* [Documento de origem]:
Ele dizia que a decadência da civilização humana acontece quando o homem toma água engarrafada, ou seja, quando vai abrindo mão das propriedades que caracterizam cada bebida. Em sua lógica, café sem cafeína não é café; doce sem açúcar não é doce e, vinho sem álcool, claro, não é vinho.

Lembro sempre desta frase de Paula Santos quando vejo uma pesquisa comentando da tendência dos vinhos sem álcool ou com baixa graduação alcoólica. Pelos estudos, as pessoas estão mesmo partindo para este caminho para evitar os efeitos do álcool no organismo, para ter uma vida mais saudável e para se manter no controle da situação – acho, aqui, que este último argumento vale mais para os jovens. Há, também o caso do motorista da vez, dado que pelas regras de trânsito brasileiras não podemos ter qualquer vestígio de álcool no sangue ao dirigir.

São todos argumentos válidos. E para respondê-los, digo que o Brasil tem sucos de uva maravilhosos, que podem substituir o vinho nestas ocasiões. Eu mesmo sou um consumidor dos nossos sucos.

A minha questão com o álcool está na qualidade da bebida final. Já provei diversos vinhos e espumantes desalcoolizados, elaborados com aquele processo químico de retirar (ou reduzir) o álcool da bebida. E o resultado nunca me convenceu. Podemos alegar que a indústria um dia chegará lá, como aconteceu com as cervejas, principalmente as marcas mais comerciais.

* [Registros]:
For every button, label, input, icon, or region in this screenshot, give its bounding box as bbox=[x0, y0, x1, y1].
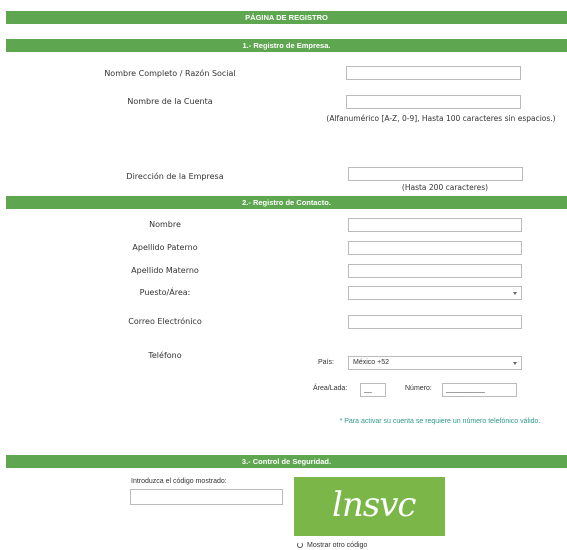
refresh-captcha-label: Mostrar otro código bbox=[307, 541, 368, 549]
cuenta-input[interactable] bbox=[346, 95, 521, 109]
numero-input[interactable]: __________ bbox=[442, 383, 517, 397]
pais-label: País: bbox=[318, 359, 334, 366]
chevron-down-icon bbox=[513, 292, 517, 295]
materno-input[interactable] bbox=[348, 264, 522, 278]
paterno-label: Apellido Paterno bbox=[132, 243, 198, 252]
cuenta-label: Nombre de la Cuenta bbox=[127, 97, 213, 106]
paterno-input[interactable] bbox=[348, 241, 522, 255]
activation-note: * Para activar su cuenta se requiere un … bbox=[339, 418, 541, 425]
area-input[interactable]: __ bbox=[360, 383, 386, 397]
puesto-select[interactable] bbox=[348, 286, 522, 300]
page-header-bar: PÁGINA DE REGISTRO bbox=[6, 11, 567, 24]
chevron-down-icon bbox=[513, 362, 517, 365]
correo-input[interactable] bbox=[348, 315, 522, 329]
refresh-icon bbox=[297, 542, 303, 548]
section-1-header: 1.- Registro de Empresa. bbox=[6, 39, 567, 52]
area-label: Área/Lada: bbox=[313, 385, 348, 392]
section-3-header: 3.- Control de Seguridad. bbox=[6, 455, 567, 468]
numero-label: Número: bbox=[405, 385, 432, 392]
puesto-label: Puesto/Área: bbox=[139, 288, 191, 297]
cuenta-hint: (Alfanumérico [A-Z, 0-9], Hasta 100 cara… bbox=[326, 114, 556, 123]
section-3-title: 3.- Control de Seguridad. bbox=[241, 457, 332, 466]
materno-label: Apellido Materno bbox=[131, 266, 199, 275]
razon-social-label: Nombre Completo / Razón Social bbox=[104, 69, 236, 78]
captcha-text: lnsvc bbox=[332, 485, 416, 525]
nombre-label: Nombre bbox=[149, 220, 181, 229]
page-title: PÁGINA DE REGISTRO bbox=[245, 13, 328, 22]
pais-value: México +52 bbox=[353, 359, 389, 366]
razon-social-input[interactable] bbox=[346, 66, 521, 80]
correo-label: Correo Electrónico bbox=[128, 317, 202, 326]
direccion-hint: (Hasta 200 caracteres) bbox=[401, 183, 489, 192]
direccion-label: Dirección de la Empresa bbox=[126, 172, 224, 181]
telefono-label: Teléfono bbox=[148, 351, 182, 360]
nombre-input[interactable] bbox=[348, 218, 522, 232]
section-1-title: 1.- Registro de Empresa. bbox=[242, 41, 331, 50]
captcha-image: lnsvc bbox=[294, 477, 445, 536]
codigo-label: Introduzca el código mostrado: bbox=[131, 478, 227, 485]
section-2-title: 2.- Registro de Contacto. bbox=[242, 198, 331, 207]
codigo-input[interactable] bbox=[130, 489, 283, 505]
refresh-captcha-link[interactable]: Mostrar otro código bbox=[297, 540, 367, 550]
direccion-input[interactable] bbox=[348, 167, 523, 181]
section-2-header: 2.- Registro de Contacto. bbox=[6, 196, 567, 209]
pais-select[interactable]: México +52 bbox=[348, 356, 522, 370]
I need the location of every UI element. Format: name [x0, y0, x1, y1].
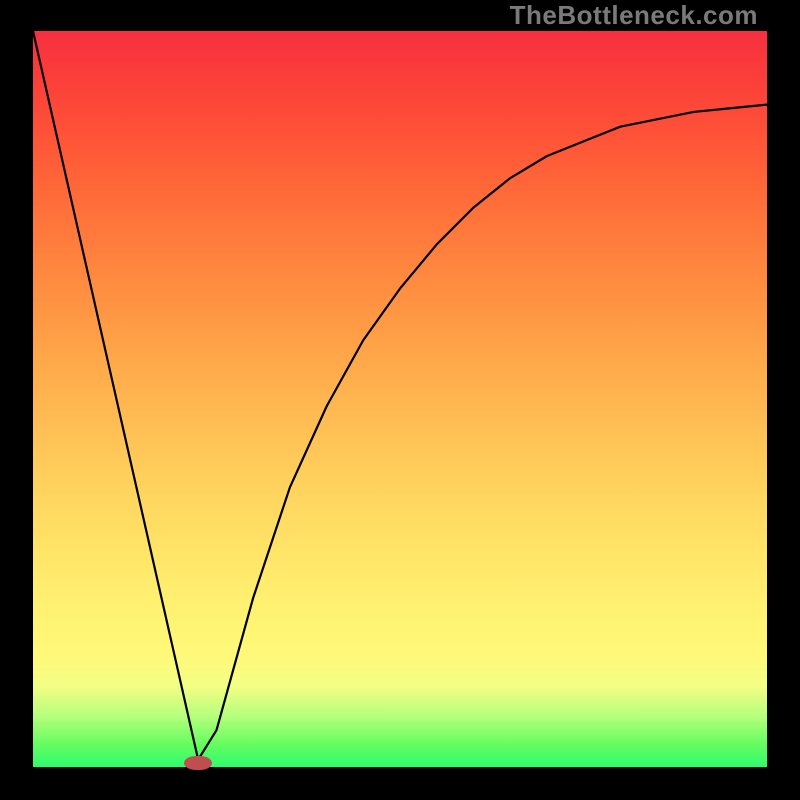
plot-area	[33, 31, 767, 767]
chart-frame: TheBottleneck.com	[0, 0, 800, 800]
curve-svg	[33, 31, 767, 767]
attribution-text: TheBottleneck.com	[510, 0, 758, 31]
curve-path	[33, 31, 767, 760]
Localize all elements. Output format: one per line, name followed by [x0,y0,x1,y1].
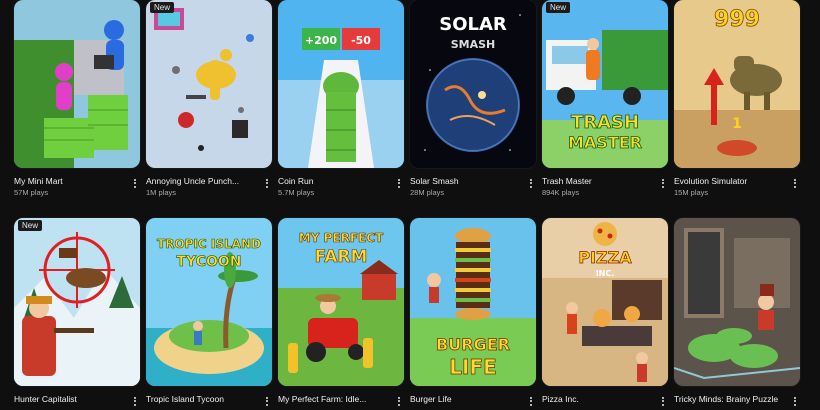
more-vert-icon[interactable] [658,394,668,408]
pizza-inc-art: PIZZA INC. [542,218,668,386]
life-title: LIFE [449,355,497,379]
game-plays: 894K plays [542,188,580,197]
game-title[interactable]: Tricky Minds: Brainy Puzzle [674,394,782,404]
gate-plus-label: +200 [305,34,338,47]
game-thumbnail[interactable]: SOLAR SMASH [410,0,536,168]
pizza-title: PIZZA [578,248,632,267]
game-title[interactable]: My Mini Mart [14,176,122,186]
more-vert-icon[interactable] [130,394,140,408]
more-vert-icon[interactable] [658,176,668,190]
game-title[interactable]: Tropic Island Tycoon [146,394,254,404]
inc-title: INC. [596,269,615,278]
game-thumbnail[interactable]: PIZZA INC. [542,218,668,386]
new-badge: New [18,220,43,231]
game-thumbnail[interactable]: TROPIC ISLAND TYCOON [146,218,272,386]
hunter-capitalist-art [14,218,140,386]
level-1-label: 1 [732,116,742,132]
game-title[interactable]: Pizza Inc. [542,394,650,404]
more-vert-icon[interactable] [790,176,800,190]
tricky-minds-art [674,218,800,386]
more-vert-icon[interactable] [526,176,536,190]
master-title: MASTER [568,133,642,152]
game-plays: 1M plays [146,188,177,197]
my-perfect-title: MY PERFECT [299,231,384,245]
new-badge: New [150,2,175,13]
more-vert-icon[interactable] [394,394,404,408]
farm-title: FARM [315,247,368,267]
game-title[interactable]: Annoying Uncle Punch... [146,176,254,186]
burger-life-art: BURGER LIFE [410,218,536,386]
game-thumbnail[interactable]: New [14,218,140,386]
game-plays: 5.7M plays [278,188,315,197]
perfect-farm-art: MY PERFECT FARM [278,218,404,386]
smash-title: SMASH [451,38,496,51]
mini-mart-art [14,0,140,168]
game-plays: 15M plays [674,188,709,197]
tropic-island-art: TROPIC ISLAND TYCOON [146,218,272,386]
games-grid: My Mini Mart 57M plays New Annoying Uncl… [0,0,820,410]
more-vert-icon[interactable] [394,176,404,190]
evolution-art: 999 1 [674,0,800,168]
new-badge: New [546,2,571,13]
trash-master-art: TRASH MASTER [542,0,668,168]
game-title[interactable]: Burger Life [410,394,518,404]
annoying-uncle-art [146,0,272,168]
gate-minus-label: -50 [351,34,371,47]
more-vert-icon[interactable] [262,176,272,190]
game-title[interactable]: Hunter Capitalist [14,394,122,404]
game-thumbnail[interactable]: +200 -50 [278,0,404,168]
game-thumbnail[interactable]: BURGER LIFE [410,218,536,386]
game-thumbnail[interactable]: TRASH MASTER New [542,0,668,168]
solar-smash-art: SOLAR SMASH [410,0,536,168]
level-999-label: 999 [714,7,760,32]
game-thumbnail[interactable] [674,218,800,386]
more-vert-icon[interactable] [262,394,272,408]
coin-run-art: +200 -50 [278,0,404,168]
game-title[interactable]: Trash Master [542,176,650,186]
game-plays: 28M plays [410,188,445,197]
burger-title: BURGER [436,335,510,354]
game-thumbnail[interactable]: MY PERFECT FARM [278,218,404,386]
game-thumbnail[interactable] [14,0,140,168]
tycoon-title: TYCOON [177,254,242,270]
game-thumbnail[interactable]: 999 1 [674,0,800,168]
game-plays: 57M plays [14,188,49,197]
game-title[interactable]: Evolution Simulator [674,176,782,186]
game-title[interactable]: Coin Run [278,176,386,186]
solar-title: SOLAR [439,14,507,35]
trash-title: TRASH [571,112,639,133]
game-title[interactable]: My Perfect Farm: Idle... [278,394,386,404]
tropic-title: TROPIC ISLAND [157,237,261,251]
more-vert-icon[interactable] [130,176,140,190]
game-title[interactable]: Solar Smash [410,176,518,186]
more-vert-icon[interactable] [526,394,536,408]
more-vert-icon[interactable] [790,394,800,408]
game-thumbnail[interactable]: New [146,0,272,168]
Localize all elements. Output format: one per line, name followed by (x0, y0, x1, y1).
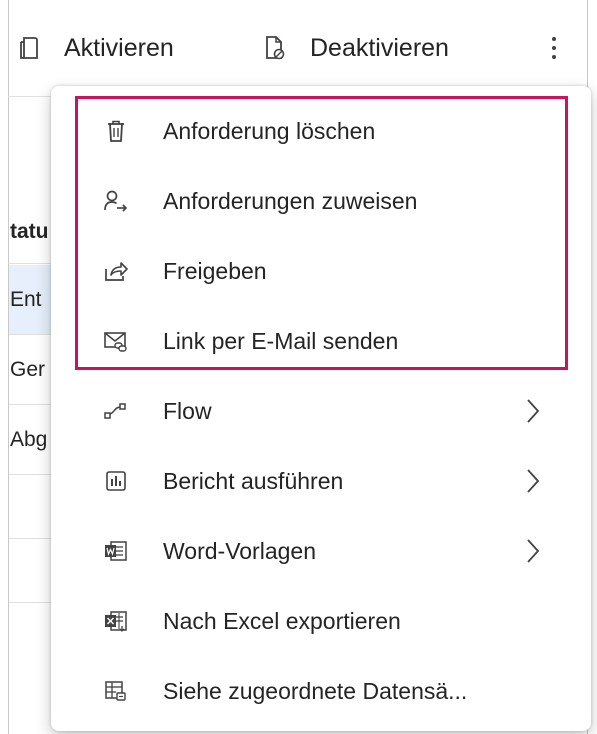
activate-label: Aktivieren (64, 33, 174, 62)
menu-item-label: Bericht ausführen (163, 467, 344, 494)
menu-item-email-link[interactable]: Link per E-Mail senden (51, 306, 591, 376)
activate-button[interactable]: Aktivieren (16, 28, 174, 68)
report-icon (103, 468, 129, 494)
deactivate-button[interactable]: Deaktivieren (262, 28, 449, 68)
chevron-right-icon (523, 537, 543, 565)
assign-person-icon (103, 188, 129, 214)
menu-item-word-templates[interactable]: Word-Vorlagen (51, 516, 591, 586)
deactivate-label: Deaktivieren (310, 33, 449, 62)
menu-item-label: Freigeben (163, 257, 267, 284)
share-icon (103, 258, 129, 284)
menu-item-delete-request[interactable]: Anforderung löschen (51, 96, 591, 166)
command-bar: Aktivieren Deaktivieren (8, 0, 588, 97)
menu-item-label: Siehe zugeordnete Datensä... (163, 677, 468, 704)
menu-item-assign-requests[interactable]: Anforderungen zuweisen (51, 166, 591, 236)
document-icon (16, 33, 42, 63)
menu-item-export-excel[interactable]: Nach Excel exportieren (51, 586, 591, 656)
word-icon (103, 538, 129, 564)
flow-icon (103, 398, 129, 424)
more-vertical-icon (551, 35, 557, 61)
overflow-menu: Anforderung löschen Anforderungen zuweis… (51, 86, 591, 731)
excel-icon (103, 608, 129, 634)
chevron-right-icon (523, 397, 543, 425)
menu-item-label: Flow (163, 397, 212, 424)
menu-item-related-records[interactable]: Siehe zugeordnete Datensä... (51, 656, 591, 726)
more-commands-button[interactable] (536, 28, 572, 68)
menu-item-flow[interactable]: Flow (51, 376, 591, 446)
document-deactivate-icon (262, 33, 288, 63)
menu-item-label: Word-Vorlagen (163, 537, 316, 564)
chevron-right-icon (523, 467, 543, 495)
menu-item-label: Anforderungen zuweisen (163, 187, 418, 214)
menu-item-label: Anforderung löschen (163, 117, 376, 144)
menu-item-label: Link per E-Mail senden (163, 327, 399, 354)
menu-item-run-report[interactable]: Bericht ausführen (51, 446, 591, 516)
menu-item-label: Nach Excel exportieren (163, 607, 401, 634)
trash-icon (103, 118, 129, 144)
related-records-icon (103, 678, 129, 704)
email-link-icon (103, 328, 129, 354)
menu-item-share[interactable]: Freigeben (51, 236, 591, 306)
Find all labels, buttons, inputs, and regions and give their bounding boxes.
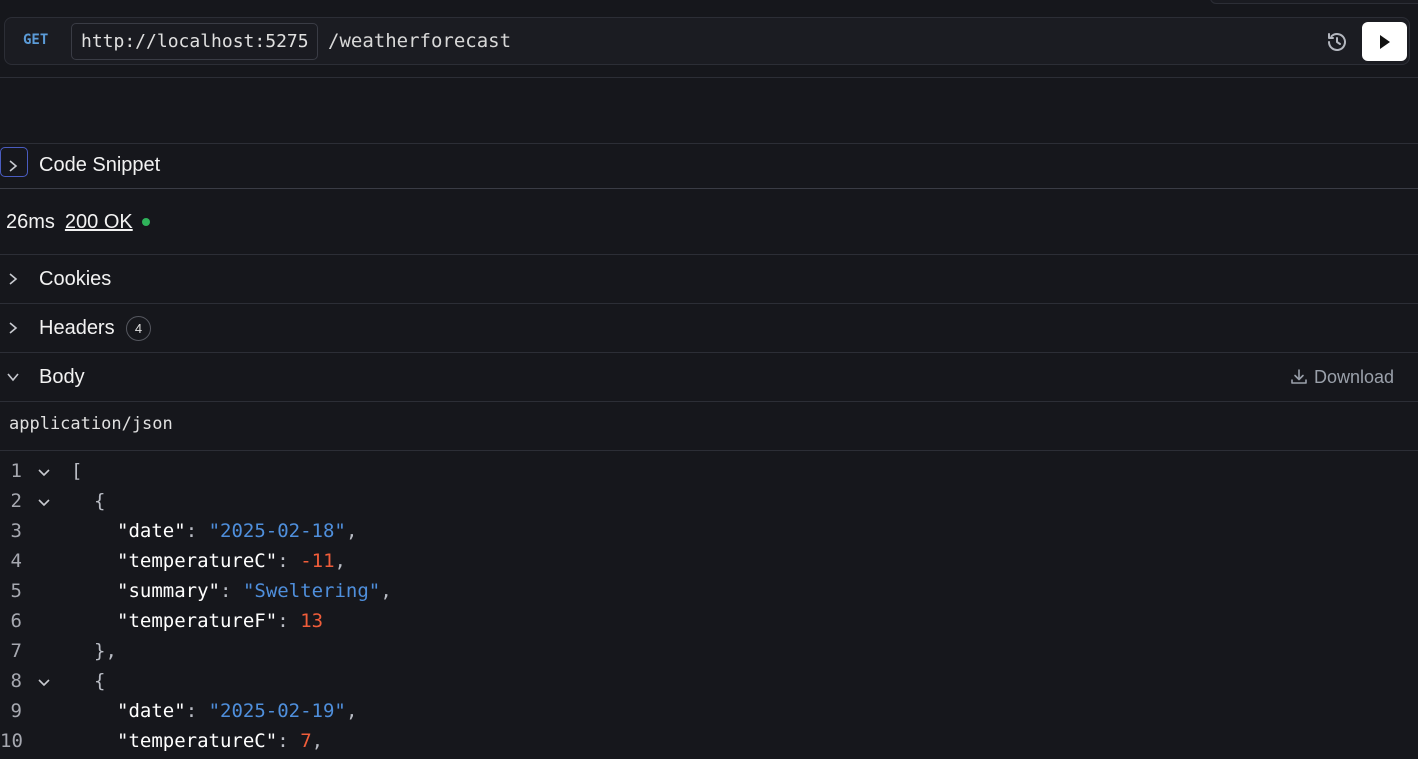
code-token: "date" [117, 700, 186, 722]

* [Enunciado da tarefa]: Atualize o trecho do texto sobre vinhos sem álcool que começa nas palavras "Ele dizia que" e vai até "sangue ao dirigir.", inclusive. Nele, substitua "água engarrafada" por "água com gás".

* [Resposta redigida]:
Ele dizia que a decadência da civilização humana acontece quando o homem toma água com gás, ou seja, quando vai abrindo mão das propriedades que caracterizam cada bebida. Em sua lógica, café sem cafeína não é café; doce sem açúcar não é doce e, vinho sem álcool, claro, não é vinho.

Lembro sempre desta frase de Paula Santos quando vejo uma pesquisa comentando da tendência dos vinhos sem álcool ou com baixa graduação alcoólica. Pelos estudos, as pessoas estão mesmo partindo para este caminho para evitar os efeitos do álcool no organismo, para ter uma vida mais saudável e para se manter no controle da situação – acho, aqui, que este último argumento vale mais para os jovens. Há, também o caso do motorista da vez, dado que pelas regras de trânsito brasileiras não podemos ter qualquer vestígio de álcool no sangue ao dirigir.